-- WRITTEN INSTRUCTION --
Reproduce the listing below in full and without alteration, apart from its pictures.

-- RECORDS FOR THIS TASK --
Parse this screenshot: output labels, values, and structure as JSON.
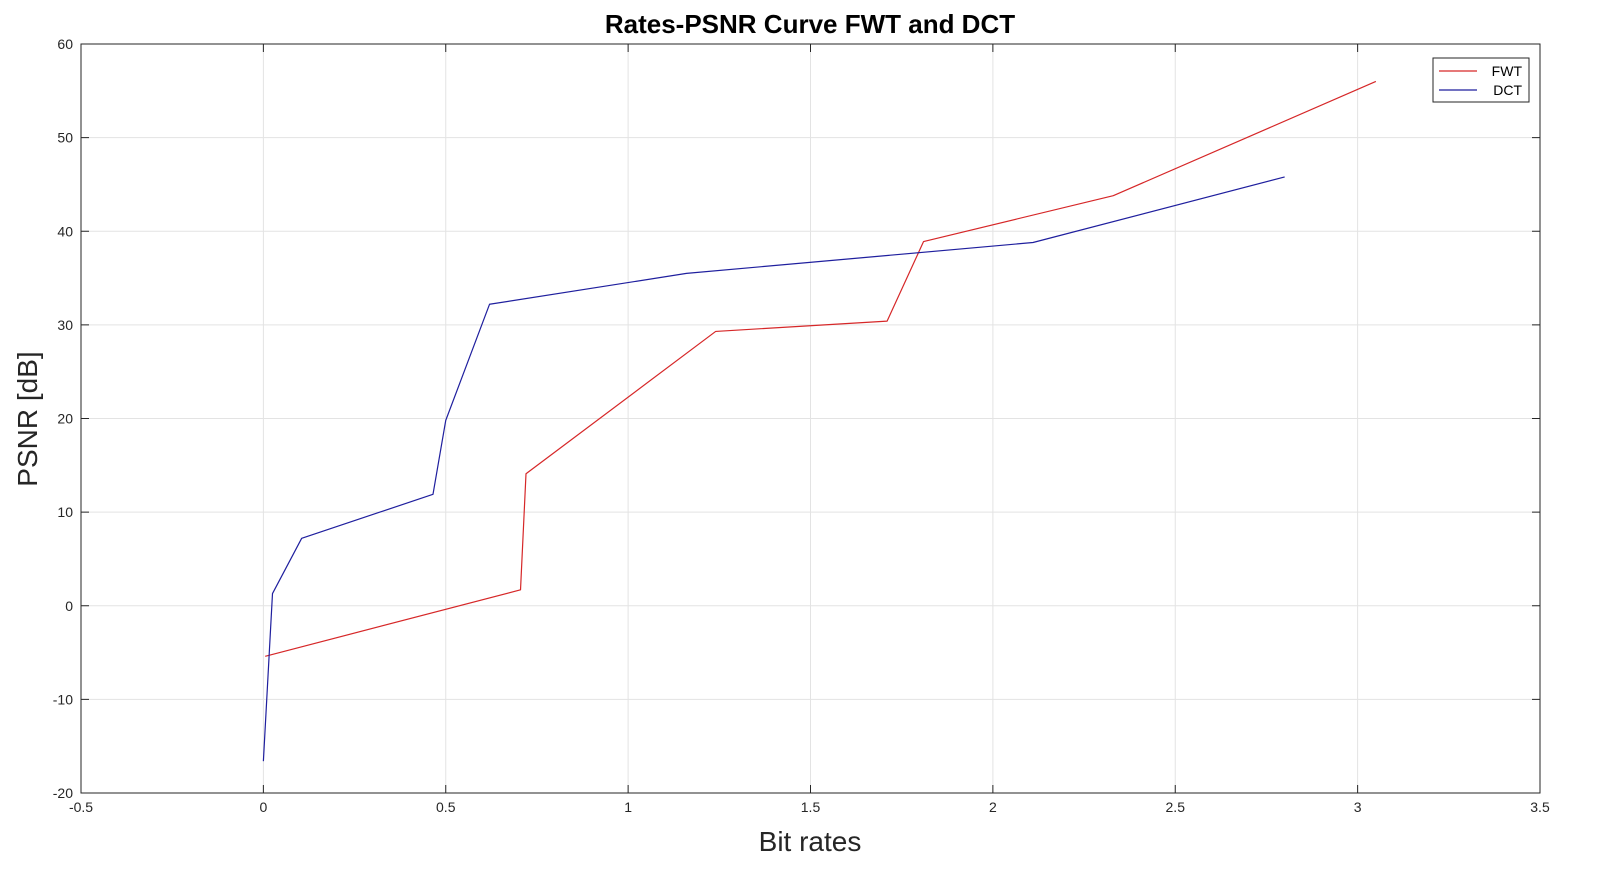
{
  "chart_data": {
    "type": "line",
    "title": "Rates-PSNR Curve FWT and DCT",
    "xlabel": "Bit rates",
    "ylabel": "PSNR [dB]",
    "xlim": [
      -0.5,
      3.5
    ],
    "ylim": [
      -20,
      60
    ],
    "xticks": [
      -0.5,
      0,
      0.5,
      1,
      1.5,
      2,
      2.5,
      3,
      3.5
    ],
    "xtick_labels": [
      "-0.5",
      "0",
      "0.5",
      "1",
      "1.5",
      "2",
      "2.5",
      "3",
      "3.5"
    ],
    "yticks": [
      -20,
      -10,
      0,
      10,
      20,
      30,
      40,
      50,
      60
    ],
    "ytick_labels": [
      "-20",
      "-10",
      "0",
      "10",
      "20",
      "30",
      "40",
      "50",
      "60"
    ],
    "grid": true,
    "legend_position": "top-right",
    "series": [
      {
        "name": "FWT",
        "color": "#d62728",
        "x": [
          0.005,
          0.705,
          0.72,
          1.24,
          1.71,
          1.81,
          2.33,
          3.05
        ],
        "y": [
          -5.4,
          1.7,
          14.1,
          29.3,
          30.4,
          38.9,
          43.8,
          56.0
        ]
      },
      {
        "name": "DCT",
        "color": "#1f1f9e",
        "x": [
          0.0,
          0.025,
          0.105,
          0.465,
          0.5,
          0.62,
          1.16,
          2.11,
          2.8
        ],
        "y": [
          -16.6,
          1.3,
          7.2,
          11.9,
          19.8,
          32.2,
          35.5,
          38.8,
          45.8
        ]
      }
    ]
  }
}
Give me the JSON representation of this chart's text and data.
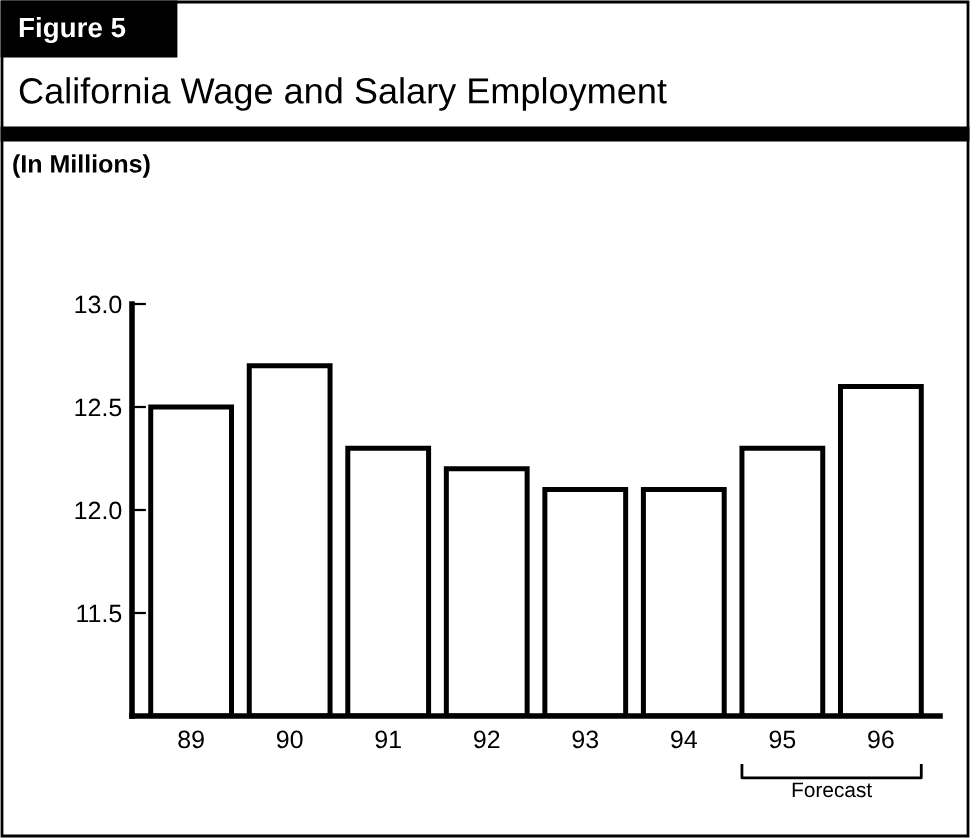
{
  "chart_data": {
    "type": "bar",
    "title": "California Wage and Salary Employment",
    "subtitle": "(In Millions)",
    "annotations": [
      "Figure 5",
      "Forecast"
    ],
    "categories": [
      "89",
      "90",
      "91",
      "92",
      "93",
      "94",
      "95",
      "96"
    ],
    "values": [
      12.5,
      12.7,
      12.3,
      12.2,
      12.1,
      12.1,
      12.3,
      12.6
    ],
    "color": "#ffffff",
    "ylim": [
      11.0,
      13.0
    ],
    "yticks": [
      11.5,
      {
        "value": 12,
        "label": "12.0"
      },
      12.5,
      {
        "value": 13,
        "label": "13.0"
      }
    ],
    "grid": false,
    "legend": false
  }
}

-- EXERCISE RESULT --
Parse this screenshot: output labels, values, and structure as JSON.
{
  "chart_data": {
    "type": "line",
    "title": "Rates-PSNR Curve FWT and DCT",
    "xlabel": "Bit rates",
    "ylabel": "PSNR [dB]",
    "xlim": [
      -0.5,
      3.5
    ],
    "ylim": [
      -20,
      60
    ],
    "xticks": [
      -0.5,
      0,
      0.5,
      1,
      1.5,
      2,
      2.5,
      3,
      3.5
    ],
    "xtick_labels": [
      "-0.5",
      "0",
      "0.5",
      "1",
      "1.5",
      "2",
      "2.5",
      "3",
      "3.5"
    ],
    "yticks": [
      -20,
      -10,
      0,
      10,
      20,
      30,
      40,
      50,
      60
    ],
    "ytick_labels": [
      "-20",
      "-10",
      "0",
      "10",
      "20",
      "30",
      "40",
      "50",
      "60"
    ],
    "grid": true,
    "legend_position": "top-right",
    "series": [
      {
        "name": "FWT",
        "color": "#d62728",
        "x": [
          0.005,
          0.705,
          0.72,
          1.24,
          1.71,
          1.81,
          2.33,
          3.05
        ],
        "y": [
          -5.4,
          1.7,
          14.1,
          29.3,
          30.4,
          38.9,
          43.8,
          56.0
        ]
      },
      {
        "name": "DCT",
        "color": "#1f1f9e",
        "x": [
          0.0,
          0.025,
          0.105,
          0.465,
          0.5,
          0.62,
          1.16,
          2.11,
          2.8
        ],
        "y": [
          -16.6,
          1.3,
          7.2,
          11.9,
          19.8,
          32.2,
          35.5,
          38.8,
          45.8
        ]
      }
    ]
  }
}
Give me the JSON representation of this chart's text and data.
{
  "chart_data": {
    "type": "bar",
    "title": "California Wage and Salary Employment",
    "subtitle": "(In Millions)",
    "annotations": [
      "Figure 5",
      "Forecast"
    ],
    "categories": [
      "89",
      "90",
      "91",
      "92",
      "93",
      "94",
      "95",
      "96"
    ],
    "values": [
      12.5,
      12.7,
      12.3,
      12.2,
      12.1,
      12.1,
      12.3,
      12.6
    ],
    "color": "#ffffff",
    "ylim": [
      11.0,
      13.0
    ],
    "yticks": [
      11.5,
      {
        "value": 12,
        "label": "12.0"
      },
      12.5,
      {
        "value": 13,
        "label": "13.0"
      }
    ],
    "grid": false,
    "legend": false
  }
}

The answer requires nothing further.